[Stored records]
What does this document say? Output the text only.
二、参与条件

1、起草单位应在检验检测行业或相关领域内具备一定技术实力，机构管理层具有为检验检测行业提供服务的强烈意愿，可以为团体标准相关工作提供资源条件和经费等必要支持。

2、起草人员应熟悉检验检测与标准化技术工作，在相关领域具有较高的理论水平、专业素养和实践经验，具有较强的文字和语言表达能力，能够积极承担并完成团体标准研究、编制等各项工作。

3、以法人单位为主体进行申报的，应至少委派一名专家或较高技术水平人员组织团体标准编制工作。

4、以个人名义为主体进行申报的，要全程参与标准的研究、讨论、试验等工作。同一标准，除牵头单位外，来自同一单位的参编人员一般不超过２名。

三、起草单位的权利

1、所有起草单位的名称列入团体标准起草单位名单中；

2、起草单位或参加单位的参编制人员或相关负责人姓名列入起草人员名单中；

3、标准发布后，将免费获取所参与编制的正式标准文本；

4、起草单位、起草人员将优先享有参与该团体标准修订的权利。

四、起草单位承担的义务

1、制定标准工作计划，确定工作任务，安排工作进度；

● **Problem details**: Extract all of the material exactly as it is written.

● **Finished answer**:
What does this document say? Output the text only.
二、参与条件

1、起草单位应在检验检测行业或相关领域内具备一定技术实力，机构管理层具有为检验检测行业提供服务的强烈意愿，可以为团体标准相关工作提供资源条件和经费等必要支持。

2、起草人员应熟悉检验检测与标准化技术工作，在相关领域具有较高的理论水平、专业素养和实践经验，具有较强的文字和语言表达能力，能够积极承担并完成团体标准研究、编制等各项工作。

3、以法人单位为主体进行申报的，应至少委派一名专家或较高技术水平人员组织团体标准编制工作。

4、以个人名义为主体进行申报的，要全程参与标准的研究、讨论、试验等工作。同一标准，除牵头单位外，来自同一单位的参编人员一般不超过２名。

三、起草单位的权利

1、所有起草单位的名称列入团体标准起草单位名单中；

2、起草单位或参加单位的参编制人员或相关负责人姓名列入起草人员名单中；

3、标准发布后，将免费获取所参与编制的正式标准文本；

4、起草单位、起草人员将优先享有参与该团体标准修订的权利。

四、起草单位承担的义务

1、制定标准工作计划，确定工作任务，安排工作进度；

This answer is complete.